TASK INPUT:
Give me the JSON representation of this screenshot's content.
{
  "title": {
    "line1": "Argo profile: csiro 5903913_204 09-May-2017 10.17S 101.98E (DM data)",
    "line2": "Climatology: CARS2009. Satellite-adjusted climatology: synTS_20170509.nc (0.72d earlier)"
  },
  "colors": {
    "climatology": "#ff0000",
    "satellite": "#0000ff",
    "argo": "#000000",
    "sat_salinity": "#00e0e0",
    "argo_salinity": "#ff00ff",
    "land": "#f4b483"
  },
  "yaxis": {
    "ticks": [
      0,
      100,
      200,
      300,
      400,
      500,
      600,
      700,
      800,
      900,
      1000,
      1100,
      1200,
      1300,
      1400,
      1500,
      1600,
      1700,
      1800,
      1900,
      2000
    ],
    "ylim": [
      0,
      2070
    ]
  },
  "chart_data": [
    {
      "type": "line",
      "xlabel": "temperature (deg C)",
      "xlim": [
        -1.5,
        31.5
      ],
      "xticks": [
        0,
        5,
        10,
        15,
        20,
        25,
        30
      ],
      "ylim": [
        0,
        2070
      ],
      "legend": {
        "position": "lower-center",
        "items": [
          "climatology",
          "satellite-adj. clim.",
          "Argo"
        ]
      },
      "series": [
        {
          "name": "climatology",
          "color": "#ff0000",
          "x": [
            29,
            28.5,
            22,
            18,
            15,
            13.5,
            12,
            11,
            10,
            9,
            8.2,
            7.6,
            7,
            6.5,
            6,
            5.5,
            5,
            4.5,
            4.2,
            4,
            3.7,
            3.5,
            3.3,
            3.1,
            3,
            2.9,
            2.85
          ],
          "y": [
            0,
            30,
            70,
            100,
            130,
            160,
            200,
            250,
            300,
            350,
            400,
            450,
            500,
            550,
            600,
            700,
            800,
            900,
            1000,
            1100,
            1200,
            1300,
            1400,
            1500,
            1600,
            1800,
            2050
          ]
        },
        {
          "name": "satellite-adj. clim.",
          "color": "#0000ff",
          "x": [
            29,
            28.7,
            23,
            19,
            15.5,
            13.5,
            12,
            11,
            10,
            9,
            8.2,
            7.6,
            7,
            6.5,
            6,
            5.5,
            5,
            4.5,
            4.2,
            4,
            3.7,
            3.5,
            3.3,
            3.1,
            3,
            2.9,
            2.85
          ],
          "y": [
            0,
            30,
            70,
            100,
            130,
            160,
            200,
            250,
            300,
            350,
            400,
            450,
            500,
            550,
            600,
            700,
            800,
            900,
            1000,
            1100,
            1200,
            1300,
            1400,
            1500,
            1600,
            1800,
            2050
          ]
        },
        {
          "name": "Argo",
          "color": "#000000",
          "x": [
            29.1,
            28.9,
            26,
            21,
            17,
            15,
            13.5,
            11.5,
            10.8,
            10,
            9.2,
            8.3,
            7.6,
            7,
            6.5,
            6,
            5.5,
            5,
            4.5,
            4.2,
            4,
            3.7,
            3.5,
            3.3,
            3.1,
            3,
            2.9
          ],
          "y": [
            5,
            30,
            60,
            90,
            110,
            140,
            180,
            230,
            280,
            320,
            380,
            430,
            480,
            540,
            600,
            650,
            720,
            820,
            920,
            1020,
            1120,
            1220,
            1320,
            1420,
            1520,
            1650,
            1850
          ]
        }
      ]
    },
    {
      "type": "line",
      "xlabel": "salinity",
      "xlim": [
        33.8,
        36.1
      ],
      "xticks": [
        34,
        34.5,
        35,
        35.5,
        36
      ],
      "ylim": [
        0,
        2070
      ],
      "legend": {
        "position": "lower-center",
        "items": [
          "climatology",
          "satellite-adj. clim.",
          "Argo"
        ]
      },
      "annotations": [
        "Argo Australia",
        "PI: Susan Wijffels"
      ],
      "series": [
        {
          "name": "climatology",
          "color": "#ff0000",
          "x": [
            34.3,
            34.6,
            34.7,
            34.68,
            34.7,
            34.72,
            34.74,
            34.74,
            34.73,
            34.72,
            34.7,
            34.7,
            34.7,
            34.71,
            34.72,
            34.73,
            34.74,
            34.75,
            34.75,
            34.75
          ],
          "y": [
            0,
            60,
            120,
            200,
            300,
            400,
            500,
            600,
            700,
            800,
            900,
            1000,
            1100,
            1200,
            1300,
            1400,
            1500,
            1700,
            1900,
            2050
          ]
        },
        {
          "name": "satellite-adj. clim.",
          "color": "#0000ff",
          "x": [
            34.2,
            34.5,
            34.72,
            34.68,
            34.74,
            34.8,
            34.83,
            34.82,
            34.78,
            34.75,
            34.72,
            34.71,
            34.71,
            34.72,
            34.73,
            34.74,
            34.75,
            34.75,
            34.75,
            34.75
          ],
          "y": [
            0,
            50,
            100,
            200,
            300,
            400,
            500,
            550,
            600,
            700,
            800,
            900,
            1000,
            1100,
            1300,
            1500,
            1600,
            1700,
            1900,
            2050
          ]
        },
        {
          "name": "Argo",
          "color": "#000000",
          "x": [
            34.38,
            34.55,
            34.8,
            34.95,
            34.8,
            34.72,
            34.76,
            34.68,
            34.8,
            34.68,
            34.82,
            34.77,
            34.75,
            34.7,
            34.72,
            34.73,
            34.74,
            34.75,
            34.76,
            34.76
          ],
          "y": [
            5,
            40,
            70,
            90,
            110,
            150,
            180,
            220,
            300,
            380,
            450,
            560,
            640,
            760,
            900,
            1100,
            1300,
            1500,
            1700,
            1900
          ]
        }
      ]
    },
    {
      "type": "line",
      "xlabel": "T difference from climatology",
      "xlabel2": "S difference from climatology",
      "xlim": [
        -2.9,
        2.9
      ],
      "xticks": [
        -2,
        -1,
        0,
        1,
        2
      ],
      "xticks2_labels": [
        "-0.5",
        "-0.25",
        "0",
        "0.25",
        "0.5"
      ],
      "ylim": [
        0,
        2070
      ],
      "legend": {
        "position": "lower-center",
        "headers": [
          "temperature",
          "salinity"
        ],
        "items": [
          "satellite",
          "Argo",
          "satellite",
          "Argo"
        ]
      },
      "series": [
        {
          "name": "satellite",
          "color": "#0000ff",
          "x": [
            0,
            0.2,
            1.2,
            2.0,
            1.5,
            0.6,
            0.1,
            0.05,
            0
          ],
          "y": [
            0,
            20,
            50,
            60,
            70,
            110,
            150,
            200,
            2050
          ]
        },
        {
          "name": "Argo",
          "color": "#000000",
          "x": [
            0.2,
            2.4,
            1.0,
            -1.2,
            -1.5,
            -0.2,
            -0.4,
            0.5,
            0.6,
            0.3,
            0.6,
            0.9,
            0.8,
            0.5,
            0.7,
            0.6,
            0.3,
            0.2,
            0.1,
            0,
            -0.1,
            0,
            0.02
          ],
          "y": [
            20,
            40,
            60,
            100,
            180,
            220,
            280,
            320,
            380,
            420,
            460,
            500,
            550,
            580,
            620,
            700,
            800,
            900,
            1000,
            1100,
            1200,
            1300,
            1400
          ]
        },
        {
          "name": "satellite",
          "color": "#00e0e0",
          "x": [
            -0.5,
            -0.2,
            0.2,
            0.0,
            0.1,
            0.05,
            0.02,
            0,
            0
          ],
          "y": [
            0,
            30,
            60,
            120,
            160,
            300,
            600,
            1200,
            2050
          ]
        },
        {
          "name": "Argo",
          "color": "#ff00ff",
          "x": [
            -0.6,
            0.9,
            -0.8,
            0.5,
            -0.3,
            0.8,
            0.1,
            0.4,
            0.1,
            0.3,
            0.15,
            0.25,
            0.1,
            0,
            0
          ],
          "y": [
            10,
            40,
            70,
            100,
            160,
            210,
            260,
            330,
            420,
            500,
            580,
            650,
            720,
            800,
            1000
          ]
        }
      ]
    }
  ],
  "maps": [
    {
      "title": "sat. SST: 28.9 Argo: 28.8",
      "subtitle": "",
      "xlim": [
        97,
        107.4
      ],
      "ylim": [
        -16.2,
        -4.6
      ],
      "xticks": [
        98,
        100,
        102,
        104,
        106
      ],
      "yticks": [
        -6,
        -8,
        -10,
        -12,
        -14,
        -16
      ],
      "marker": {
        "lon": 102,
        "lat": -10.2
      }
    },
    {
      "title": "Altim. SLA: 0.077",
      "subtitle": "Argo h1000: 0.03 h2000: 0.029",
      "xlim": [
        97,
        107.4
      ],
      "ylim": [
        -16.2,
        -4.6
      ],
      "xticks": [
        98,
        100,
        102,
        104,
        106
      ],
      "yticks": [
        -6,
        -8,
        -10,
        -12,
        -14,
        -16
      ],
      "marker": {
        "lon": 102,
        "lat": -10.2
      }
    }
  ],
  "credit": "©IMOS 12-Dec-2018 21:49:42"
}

REQUIRED TASK: From the records above, report the count of lines containing "subtitle" and nothing more.

RESPONSE TO THE EXERCISE: 2